■ **Requirements**
Locate and copy all lines bearing the word "terminal".

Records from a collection
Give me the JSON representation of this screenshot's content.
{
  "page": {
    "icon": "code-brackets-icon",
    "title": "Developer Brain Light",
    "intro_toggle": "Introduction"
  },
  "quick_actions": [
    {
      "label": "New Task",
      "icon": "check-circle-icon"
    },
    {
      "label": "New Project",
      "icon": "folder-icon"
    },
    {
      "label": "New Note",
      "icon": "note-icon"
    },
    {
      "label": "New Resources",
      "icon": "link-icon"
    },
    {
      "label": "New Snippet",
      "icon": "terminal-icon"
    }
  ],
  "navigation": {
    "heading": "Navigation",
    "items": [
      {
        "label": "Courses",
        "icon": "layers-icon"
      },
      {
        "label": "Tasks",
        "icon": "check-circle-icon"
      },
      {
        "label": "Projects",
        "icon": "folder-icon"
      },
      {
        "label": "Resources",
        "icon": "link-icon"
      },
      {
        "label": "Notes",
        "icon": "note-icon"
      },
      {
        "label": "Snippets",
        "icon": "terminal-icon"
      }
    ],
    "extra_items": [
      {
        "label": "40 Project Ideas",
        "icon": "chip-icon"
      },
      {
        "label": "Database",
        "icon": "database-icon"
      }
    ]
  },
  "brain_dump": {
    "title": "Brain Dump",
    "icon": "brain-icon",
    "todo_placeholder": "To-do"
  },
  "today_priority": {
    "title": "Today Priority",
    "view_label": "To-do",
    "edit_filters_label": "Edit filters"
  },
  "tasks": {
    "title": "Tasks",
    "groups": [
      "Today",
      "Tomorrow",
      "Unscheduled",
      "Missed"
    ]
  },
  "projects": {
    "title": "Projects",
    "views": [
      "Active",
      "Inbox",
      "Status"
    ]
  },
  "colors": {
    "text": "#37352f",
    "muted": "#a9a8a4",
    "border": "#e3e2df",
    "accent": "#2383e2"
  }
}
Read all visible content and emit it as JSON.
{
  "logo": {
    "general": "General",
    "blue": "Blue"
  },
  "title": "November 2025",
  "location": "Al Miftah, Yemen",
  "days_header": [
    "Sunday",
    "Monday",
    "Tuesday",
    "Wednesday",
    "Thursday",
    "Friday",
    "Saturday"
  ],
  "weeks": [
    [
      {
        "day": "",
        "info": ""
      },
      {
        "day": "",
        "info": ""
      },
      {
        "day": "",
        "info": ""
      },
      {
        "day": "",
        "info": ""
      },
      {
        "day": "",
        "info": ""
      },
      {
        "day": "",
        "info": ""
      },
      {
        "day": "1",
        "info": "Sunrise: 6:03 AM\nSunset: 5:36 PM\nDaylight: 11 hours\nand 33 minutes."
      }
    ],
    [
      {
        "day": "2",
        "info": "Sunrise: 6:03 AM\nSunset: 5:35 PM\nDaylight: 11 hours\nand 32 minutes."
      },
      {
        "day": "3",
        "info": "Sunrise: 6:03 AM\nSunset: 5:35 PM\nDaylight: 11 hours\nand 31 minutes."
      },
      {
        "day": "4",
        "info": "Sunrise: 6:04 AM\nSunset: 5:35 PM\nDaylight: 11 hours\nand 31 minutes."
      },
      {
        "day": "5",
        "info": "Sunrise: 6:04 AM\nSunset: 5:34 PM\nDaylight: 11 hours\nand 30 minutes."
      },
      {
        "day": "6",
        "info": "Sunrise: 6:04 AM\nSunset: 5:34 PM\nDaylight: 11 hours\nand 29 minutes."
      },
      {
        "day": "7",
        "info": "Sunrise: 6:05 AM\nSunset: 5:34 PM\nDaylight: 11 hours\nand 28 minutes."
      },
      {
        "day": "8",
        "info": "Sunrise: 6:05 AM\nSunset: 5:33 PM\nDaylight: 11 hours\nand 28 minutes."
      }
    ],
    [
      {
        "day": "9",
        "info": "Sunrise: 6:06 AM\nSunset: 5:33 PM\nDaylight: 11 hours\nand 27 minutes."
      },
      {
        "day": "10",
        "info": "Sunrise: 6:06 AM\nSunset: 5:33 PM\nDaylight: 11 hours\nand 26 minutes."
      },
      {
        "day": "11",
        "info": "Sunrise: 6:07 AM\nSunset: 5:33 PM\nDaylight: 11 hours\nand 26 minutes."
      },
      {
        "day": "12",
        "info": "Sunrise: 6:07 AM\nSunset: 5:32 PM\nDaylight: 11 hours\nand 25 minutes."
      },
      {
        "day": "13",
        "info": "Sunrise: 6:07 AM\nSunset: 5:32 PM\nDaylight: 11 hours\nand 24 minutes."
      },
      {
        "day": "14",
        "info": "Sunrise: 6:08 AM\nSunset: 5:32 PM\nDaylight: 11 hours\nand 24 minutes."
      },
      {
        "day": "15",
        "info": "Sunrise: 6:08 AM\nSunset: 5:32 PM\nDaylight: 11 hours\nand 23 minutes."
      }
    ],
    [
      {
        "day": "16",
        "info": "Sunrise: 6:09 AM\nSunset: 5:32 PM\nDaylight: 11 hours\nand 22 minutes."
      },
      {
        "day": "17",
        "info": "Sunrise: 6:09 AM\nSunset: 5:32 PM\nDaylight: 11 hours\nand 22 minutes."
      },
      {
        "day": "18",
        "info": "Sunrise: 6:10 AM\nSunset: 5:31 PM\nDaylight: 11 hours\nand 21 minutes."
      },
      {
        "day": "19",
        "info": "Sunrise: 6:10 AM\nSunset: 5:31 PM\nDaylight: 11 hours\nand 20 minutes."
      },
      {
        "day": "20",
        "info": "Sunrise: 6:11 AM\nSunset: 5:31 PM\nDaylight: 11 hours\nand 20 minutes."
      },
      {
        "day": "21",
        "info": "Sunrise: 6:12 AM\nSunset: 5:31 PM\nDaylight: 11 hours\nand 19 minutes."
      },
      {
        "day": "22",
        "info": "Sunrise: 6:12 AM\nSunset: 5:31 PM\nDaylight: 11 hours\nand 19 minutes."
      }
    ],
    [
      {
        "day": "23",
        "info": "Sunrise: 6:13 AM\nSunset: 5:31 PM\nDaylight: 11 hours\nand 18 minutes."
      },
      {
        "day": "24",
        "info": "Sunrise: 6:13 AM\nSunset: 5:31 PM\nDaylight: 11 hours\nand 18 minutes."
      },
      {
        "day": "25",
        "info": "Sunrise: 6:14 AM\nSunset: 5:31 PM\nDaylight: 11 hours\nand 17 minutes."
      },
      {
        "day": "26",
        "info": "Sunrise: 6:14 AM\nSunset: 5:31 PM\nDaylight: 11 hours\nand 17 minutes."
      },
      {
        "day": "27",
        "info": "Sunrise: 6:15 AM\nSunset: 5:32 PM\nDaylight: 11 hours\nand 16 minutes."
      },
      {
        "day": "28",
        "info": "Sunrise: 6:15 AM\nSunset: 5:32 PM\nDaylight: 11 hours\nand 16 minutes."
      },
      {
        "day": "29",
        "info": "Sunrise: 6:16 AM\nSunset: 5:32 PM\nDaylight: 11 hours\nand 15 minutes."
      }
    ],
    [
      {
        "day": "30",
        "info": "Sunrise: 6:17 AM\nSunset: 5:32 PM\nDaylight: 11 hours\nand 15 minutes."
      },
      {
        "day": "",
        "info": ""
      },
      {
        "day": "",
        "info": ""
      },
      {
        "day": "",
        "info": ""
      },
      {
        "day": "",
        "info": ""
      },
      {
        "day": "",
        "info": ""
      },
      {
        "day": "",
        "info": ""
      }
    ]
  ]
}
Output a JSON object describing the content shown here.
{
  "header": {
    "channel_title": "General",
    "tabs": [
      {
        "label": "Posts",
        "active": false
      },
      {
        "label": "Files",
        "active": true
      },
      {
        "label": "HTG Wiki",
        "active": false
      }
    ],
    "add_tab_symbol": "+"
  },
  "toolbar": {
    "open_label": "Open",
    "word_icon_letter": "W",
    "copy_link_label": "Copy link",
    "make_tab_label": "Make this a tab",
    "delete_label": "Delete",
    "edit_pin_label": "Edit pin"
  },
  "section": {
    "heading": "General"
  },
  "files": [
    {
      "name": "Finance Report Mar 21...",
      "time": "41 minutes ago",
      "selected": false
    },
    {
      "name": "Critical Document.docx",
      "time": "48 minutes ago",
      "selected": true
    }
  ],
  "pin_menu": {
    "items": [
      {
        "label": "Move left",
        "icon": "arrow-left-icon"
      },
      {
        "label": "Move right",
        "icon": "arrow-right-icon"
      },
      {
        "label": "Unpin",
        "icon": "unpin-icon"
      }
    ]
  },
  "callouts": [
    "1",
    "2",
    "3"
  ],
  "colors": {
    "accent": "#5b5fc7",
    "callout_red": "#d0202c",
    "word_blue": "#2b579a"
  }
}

■ **Task response**
      "icon": "terminal-icon"
        "icon": "terminal-icon"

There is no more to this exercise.